Saved data entries:
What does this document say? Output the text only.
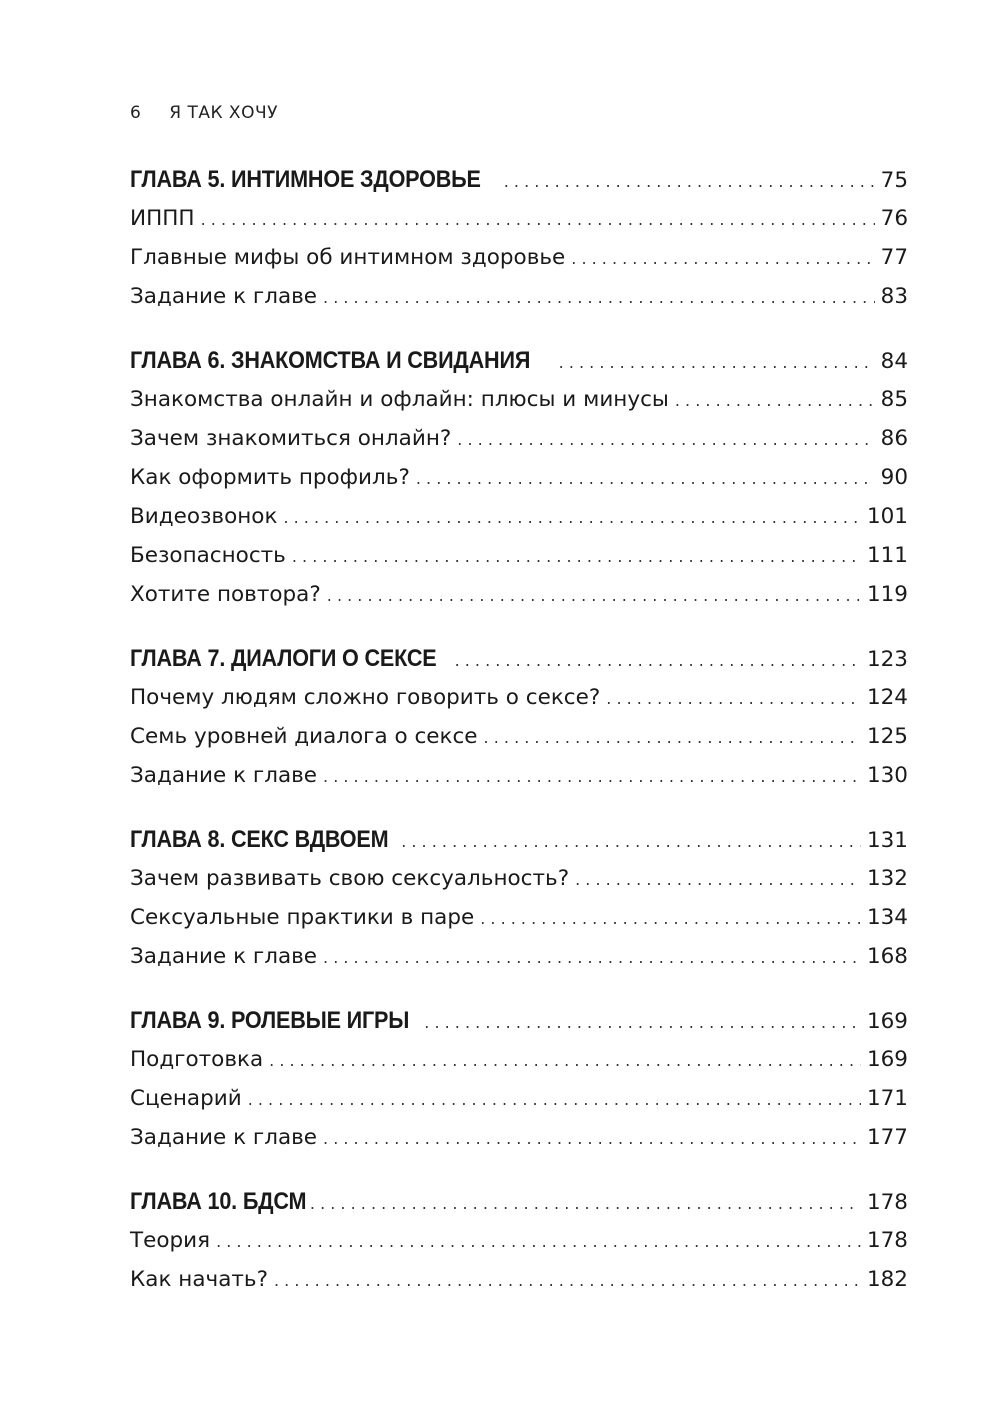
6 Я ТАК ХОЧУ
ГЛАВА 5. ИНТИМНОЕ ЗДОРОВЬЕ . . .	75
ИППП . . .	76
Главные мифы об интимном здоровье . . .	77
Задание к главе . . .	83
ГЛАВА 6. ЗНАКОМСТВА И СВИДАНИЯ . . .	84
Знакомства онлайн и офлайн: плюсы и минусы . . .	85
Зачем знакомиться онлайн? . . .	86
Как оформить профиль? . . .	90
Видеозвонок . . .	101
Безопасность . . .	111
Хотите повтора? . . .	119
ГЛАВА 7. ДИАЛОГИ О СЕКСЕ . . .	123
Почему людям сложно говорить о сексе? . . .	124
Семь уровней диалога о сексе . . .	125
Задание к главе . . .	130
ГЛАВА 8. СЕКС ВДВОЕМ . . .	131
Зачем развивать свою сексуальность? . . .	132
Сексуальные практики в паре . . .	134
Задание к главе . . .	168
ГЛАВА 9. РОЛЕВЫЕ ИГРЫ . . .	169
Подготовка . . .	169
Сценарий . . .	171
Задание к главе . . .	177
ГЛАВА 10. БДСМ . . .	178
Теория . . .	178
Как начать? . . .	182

PROMPT: Among the lines of the data, identify those with the word "ГЛАВА". Copy each of them.

RESULT BELOW:
ГЛАВА 5. ИНТИМНОЕ ЗДОРОВЬЕ . . .	75
ГЛАВА 6. ЗНАКОМСТВА И СВИДАНИЯ . . .	84
ГЛАВА 7. ДИАЛОГИ О СЕКСЕ . . .	123
ГЛАВА 8. СЕКС ВДВОЕМ . . .	131
ГЛАВА 9. РОЛЕВЫЕ ИГРЫ . . .	169
ГЛАВА 10. БДСМ . . .	178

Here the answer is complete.